--- Begin TASK INPUT ---

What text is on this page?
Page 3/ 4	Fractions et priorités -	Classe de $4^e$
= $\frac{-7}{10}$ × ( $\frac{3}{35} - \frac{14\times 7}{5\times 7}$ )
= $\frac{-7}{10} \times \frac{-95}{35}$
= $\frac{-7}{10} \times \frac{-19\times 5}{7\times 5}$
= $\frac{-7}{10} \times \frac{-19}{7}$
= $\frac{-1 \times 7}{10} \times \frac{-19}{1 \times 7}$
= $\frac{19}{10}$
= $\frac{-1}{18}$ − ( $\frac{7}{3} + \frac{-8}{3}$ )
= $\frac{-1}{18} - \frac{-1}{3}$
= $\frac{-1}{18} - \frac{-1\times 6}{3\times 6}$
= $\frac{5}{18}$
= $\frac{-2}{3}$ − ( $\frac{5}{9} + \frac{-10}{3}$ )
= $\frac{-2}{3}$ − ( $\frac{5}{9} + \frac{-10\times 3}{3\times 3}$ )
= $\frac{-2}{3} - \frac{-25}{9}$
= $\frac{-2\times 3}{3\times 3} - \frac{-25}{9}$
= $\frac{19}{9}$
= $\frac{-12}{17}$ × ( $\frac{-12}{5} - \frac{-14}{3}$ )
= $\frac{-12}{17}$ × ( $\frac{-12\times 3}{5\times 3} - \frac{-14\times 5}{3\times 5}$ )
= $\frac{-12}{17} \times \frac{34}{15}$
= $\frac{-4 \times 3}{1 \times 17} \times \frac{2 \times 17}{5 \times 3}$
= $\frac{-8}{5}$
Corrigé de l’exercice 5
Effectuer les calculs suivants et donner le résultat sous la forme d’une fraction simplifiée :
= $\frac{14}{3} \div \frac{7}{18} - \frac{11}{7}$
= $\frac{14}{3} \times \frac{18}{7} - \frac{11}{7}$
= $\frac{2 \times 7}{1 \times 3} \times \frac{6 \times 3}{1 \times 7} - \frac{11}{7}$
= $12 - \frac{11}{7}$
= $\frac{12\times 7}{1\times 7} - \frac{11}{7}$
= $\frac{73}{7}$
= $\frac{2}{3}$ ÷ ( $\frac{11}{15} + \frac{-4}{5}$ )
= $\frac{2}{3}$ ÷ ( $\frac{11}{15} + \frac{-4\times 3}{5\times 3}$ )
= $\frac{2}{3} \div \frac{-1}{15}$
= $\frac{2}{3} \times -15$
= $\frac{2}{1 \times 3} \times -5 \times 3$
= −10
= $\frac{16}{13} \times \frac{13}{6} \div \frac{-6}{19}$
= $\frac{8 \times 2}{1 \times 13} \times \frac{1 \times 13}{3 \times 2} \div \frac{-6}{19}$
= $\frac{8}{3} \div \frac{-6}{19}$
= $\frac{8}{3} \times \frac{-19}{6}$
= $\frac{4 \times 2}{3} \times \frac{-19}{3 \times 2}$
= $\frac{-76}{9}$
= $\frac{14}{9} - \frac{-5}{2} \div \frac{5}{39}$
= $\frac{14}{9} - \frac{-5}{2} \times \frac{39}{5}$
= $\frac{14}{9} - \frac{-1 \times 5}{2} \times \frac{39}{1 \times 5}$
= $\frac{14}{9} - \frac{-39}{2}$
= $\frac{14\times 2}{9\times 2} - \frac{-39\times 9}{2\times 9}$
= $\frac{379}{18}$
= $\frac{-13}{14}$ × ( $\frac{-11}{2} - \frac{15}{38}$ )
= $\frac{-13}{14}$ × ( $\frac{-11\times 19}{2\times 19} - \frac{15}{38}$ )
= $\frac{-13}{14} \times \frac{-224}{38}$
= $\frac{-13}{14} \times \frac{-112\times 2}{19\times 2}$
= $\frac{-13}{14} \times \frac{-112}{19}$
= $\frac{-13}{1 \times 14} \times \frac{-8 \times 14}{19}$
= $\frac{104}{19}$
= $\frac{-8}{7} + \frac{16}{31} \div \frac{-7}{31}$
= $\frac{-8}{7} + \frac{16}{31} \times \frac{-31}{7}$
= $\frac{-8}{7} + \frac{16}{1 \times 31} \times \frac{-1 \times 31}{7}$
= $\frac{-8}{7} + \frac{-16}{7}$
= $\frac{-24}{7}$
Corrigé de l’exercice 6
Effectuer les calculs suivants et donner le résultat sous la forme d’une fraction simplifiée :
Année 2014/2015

--- End TASK INPUT ---

*WORK TO COMPLETE:*
Copy every single line of the material above that holds "Corrigé".

*SOLUTION FOR THIS TASK:*
Corrigé de l’exercice 5
Corrigé de l’exercice 6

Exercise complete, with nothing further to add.